▶ _Data extract_:
++++++

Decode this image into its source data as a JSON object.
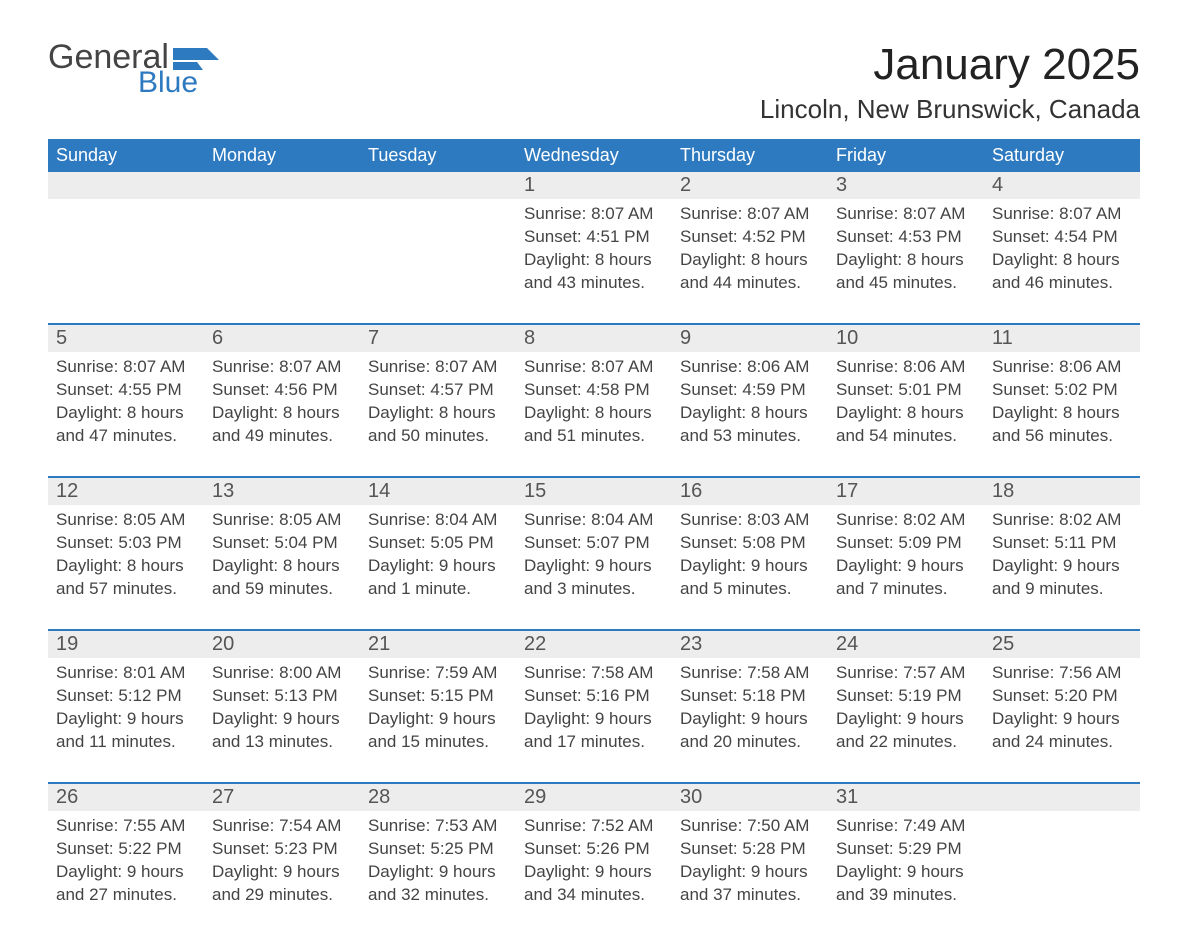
{
  "logo": {
    "text1": "General",
    "text2": "Blue",
    "accent": "#2e7ac0",
    "dark": "#444444"
  },
  "title": "January 2025",
  "location": "Lincoln, New Brunswick, Canada",
  "colors": {
    "header_bg": "#2e7ac0",
    "header_text": "#ffffff",
    "band_bg": "#ededed",
    "rule": "#2e7ac0",
    "body_text": "#444444",
    "daynum_text": "#555555",
    "page_bg": "#ffffff"
  },
  "typography": {
    "title_fontsize": 44,
    "location_fontsize": 26,
    "dow_fontsize": 18,
    "daynum_fontsize": 20,
    "body_fontsize": 17,
    "font_family": "Arial"
  },
  "dow": [
    "Sunday",
    "Monday",
    "Tuesday",
    "Wednesday",
    "Thursday",
    "Friday",
    "Saturday"
  ],
  "labels": {
    "sunrise": "Sunrise:",
    "sunset": "Sunset:",
    "daylight": "Daylight:"
  },
  "weeks": [
    [
      null,
      null,
      null,
      {
        "n": "1",
        "sunrise": "8:07 AM",
        "sunset": "4:51 PM",
        "daylight": "8 hours and 43 minutes."
      },
      {
        "n": "2",
        "sunrise": "8:07 AM",
        "sunset": "4:52 PM",
        "daylight": "8 hours and 44 minutes."
      },
      {
        "n": "3",
        "sunrise": "8:07 AM",
        "sunset": "4:53 PM",
        "daylight": "8 hours and 45 minutes."
      },
      {
        "n": "4",
        "sunrise": "8:07 AM",
        "sunset": "4:54 PM",
        "daylight": "8 hours and 46 minutes."
      }
    ],
    [
      {
        "n": "5",
        "sunrise": "8:07 AM",
        "sunset": "4:55 PM",
        "daylight": "8 hours and 47 minutes."
      },
      {
        "n": "6",
        "sunrise": "8:07 AM",
        "sunset": "4:56 PM",
        "daylight": "8 hours and 49 minutes."
      },
      {
        "n": "7",
        "sunrise": "8:07 AM",
        "sunset": "4:57 PM",
        "daylight": "8 hours and 50 minutes."
      },
      {
        "n": "8",
        "sunrise": "8:07 AM",
        "sunset": "4:58 PM",
        "daylight": "8 hours and 51 minutes."
      },
      {
        "n": "9",
        "sunrise": "8:06 AM",
        "sunset": "4:59 PM",
        "daylight": "8 hours and 53 minutes."
      },
      {
        "n": "10",
        "sunrise": "8:06 AM",
        "sunset": "5:01 PM",
        "daylight": "8 hours and 54 minutes."
      },
      {
        "n": "11",
        "sunrise": "8:06 AM",
        "sunset": "5:02 PM",
        "daylight": "8 hours and 56 minutes."
      }
    ],
    [
      {
        "n": "12",
        "sunrise": "8:05 AM",
        "sunset": "5:03 PM",
        "daylight": "8 hours and 57 minutes."
      },
      {
        "n": "13",
        "sunrise": "8:05 AM",
        "sunset": "5:04 PM",
        "daylight": "8 hours and 59 minutes."
      },
      {
        "n": "14",
        "sunrise": "8:04 AM",
        "sunset": "5:05 PM",
        "daylight": "9 hours and 1 minute."
      },
      {
        "n": "15",
        "sunrise": "8:04 AM",
        "sunset": "5:07 PM",
        "daylight": "9 hours and 3 minutes."
      },
      {
        "n": "16",
        "sunrise": "8:03 AM",
        "sunset": "5:08 PM",
        "daylight": "9 hours and 5 minutes."
      },
      {
        "n": "17",
        "sunrise": "8:02 AM",
        "sunset": "5:09 PM",
        "daylight": "9 hours and 7 minutes."
      },
      {
        "n": "18",
        "sunrise": "8:02 AM",
        "sunset": "5:11 PM",
        "daylight": "9 hours and 9 minutes."
      }
    ],
    [
      {
        "n": "19",
        "sunrise": "8:01 AM",
        "sunset": "5:12 PM",
        "daylight": "9 hours and 11 minutes."
      },
      {
        "n": "20",
        "sunrise": "8:00 AM",
        "sunset": "5:13 PM",
        "daylight": "9 hours and 13 minutes."
      },
      {
        "n": "21",
        "sunrise": "7:59 AM",
        "sunset": "5:15 PM",
        "daylight": "9 hours and 15 minutes."
      },
      {
        "n": "22",
        "sunrise": "7:58 AM",
        "sunset": "5:16 PM",
        "daylight": "9 hours and 17 minutes."
      },
      {
        "n": "23",
        "sunrise": "7:58 AM",
        "sunset": "5:18 PM",
        "daylight": "9 hours and 20 minutes."
      },
      {
        "n": "24",
        "sunrise": "7:57 AM",
        "sunset": "5:19 PM",
        "daylight": "9 hours and 22 minutes."
      },
      {
        "n": "25",
        "sunrise": "7:56 AM",
        "sunset": "5:20 PM",
        "daylight": "9 hours and 24 minutes."
      }
    ],
    [
      {
        "n": "26",
        "sunrise": "7:55 AM",
        "sunset": "5:22 PM",
        "daylight": "9 hours and 27 minutes."
      },
      {
        "n": "27",
        "sunrise": "7:54 AM",
        "sunset": "5:23 PM",
        "daylight": "9 hours and 29 minutes."
      },
      {
        "n": "28",
        "sunrise": "7:53 AM",
        "sunset": "5:25 PM",
        "daylight": "9 hours and 32 minutes."
      },
      {
        "n": "29",
        "sunrise": "7:52 AM",
        "sunset": "5:26 PM",
        "daylight": "9 hours and 34 minutes."
      },
      {
        "n": "30",
        "sunrise": "7:50 AM",
        "sunset": "5:28 PM",
        "daylight": "9 hours and 37 minutes."
      },
      {
        "n": "31",
        "sunrise": "7:49 AM",
        "sunset": "5:29 PM",
        "daylight": "9 hours and 39 minutes."
      },
      null
    ]
  ]
}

++++++

▶ _Problem_: Skip the images and write out the rest of the listing exactly.

▶ _Problem solution_:
Decode this image into its source data as a JSON object.
{
  "logo": {
    "text1": "General",
    "text2": "Blue",
    "accent": "#2e7ac0",
    "dark": "#444444"
  },
  "title": "January 2025",
  "location": "Lincoln, New Brunswick, Canada",
  "colors": {
    "header_bg": "#2e7ac0",
    "header_text": "#ffffff",
    "band_bg": "#ededed",
    "rule": "#2e7ac0",
    "body_text": "#444444",
    "daynum_text": "#555555",
    "page_bg": "#ffffff"
  },
  "typography": {
    "title_fontsize": 44,
    "location_fontsize": 26,
    "dow_fontsize": 18,
    "daynum_fontsize": 20,
    "body_fontsize": 17,
    "font_family": "Arial"
  },
  "dow": [
    "Sunday",
    "Monday",
    "Tuesday",
    "Wednesday",
    "Thursday",
    "Friday",
    "Saturday"
  ],
  "labels": {
    "sunrise": "Sunrise:",
    "sunset": "Sunset:",
    "daylight": "Daylight:"
  },
  "weeks": [
    [
      null,
      null,
      null,
      {
        "n": "1",
        "sunrise": "8:07 AM",
        "sunset": "4:51 PM",
        "daylight": "8 hours and 43 minutes."
      },
      {
        "n": "2",
        "sunrise": "8:07 AM",
        "sunset": "4:52 PM",
        "daylight": "8 hours and 44 minutes."
      },
      {
        "n": "3",
        "sunrise": "8:07 AM",
        "sunset": "4:53 PM",
        "daylight": "8 hours and 45 minutes."
      },
      {
        "n": "4",
        "sunrise": "8:07 AM",
        "sunset": "4:54 PM",
        "daylight": "8 hours and 46 minutes."
      }
    ],
    [
      {
        "n": "5",
        "sunrise": "8:07 AM",
        "sunset": "4:55 PM",
        "daylight": "8 hours and 47 minutes."
      },
      {
        "n": "6",
        "sunrise": "8:07 AM",
        "sunset": "4:56 PM",
        "daylight": "8 hours and 49 minutes."
      },
      {
        "n": "7",
        "sunrise": "8:07 AM",
        "sunset": "4:57 PM",
        "daylight": "8 hours and 50 minutes."
      },
      {
        "n": "8",
        "sunrise": "8:07 AM",
        "sunset": "4:58 PM",
        "daylight": "8 hours and 51 minutes."
      },
      {
        "n": "9",
        "sunrise": "8:06 AM",
        "sunset": "4:59 PM",
        "daylight": "8 hours and 53 minutes."
      },
      {
        "n": "10",
        "sunrise": "8:06 AM",
        "sunset": "5:01 PM",
        "daylight": "8 hours and 54 minutes."
      },
      {
        "n": "11",
        "sunrise": "8:06 AM",
        "sunset": "5:02 PM",
        "daylight": "8 hours and 56 minutes."
      }
    ],
    [
      {
        "n": "12",
        "sunrise": "8:05 AM",
        "sunset": "5:03 PM",
        "daylight": "8 hours and 57 minutes."
      },
      {
        "n": "13",
        "sunrise": "8:05 AM",
        "sunset": "5:04 PM",
        "daylight": "8 hours and 59 minutes."
      },
      {
        "n": "14",
        "sunrise": "8:04 AM",
        "sunset": "5:05 PM",
        "daylight": "9 hours and 1 minute."
      },
      {
        "n": "15",
        "sunrise": "8:04 AM",
        "sunset": "5:07 PM",
        "daylight": "9 hours and 3 minutes."
      },
      {
        "n": "16",
        "sunrise": "8:03 AM",
        "sunset": "5:08 PM",
        "daylight": "9 hours and 5 minutes."
      },
      {
        "n": "17",
        "sunrise": "8:02 AM",
        "sunset": "5:09 PM",
        "daylight": "9 hours and 7 minutes."
      },
      {
        "n": "18",
        "sunrise": "8:02 AM",
        "sunset": "5:11 PM",
        "daylight": "9 hours and 9 minutes."
      }
    ],
    [
      {
        "n": "19",
        "sunrise": "8:01 AM",
        "sunset": "5:12 PM",
        "daylight": "9 hours and 11 minutes."
      },
      {
        "n": "20",
        "sunrise": "8:00 AM",
        "sunset": "5:13 PM",
        "daylight": "9 hours and 13 minutes."
      },
      {
        "n": "21",
        "sunrise": "7:59 AM",
        "sunset": "5:15 PM",
        "daylight": "9 hours and 15 minutes."
      },
      {
        "n": "22",
        "sunrise": "7:58 AM",
        "sunset": "5:16 PM",
        "daylight": "9 hours and 17 minutes."
      },
      {
        "n": "23",
        "sunrise": "7:58 AM",
        "sunset": "5:18 PM",
        "daylight": "9 hours and 20 minutes."
      },
      {
        "n": "24",
        "sunrise": "7:57 AM",
        "sunset": "5:19 PM",
        "daylight": "9 hours and 22 minutes."
      },
      {
        "n": "25",
        "sunrise": "7:56 AM",
        "sunset": "5:20 PM",
        "daylight": "9 hours and 24 minutes."
      }
    ],
    [
      {
        "n": "26",
        "sunrise": "7:55 AM",
        "sunset": "5:22 PM",
        "daylight": "9 hours and 27 minutes."
      },
      {
        "n": "27",
        "sunrise": "7:54 AM",
        "sunset": "5:23 PM",
        "daylight": "9 hours and 29 minutes."
      },
      {
        "n": "28",
        "sunrise": "7:53 AM",
        "sunset": "5:25 PM",
        "daylight": "9 hours and 32 minutes."
      },
      {
        "n": "29",
        "sunrise": "7:52 AM",
        "sunset": "5:26 PM",
        "daylight": "9 hours and 34 minutes."
      },
      {
        "n": "30",
        "sunrise": "7:50 AM",
        "sunset": "5:28 PM",
        "daylight": "9 hours and 37 minutes."
      },
      {
        "n": "31",
        "sunrise": "7:49 AM",
        "sunset": "5:29 PM",
        "daylight": "9 hours and 39 minutes."
      },
      null
    ]
  ]
}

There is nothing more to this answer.